CHALLENGE:
Below is a listing; reproduce each line of it exactly.

MATERIAL FOR THIS TASK:
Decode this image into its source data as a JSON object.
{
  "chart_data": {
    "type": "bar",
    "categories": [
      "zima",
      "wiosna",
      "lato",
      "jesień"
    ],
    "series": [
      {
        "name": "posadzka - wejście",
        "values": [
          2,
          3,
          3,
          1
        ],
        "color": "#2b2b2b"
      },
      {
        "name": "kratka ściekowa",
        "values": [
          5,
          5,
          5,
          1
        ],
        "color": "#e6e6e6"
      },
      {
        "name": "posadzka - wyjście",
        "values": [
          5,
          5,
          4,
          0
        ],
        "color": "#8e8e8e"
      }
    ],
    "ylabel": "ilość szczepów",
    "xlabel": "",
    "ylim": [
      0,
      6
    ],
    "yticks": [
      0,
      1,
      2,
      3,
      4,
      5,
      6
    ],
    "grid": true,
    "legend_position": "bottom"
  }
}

RESPONSE:
Decode this image into its source data as a JSON object.
{
  "chart_data": {
    "type": "bar",
    "categories": [
      "zima",
      "wiosna",
      "lato",
      "jesień"
    ],
    "series": [
      {
        "name": "posadzka - wejście",
        "values": [
          2,
          3,
          3,
          1
        ],
        "color": "#2b2b2b"
      },
      {
        "name": "kratka ściekowa",
        "values": [
          5,
          5,
          5,
          1
        ],
        "color": "#e6e6e6"
      },
      {
        "name": "posadzka - wyjście",
        "values": [
          5,
          5,
          4,
          0
        ],
        "color": "#8e8e8e"
      }
    ],
    "ylabel": "ilość szczepów",
    "xlabel": "",
    "ylim": [
      0,
      6
    ],
    "yticks": [
      0,
      1,
      2,
      3,
      4,
      5,
      6
    ],
    "grid": true,
    "legend_position": "bottom"
  }
}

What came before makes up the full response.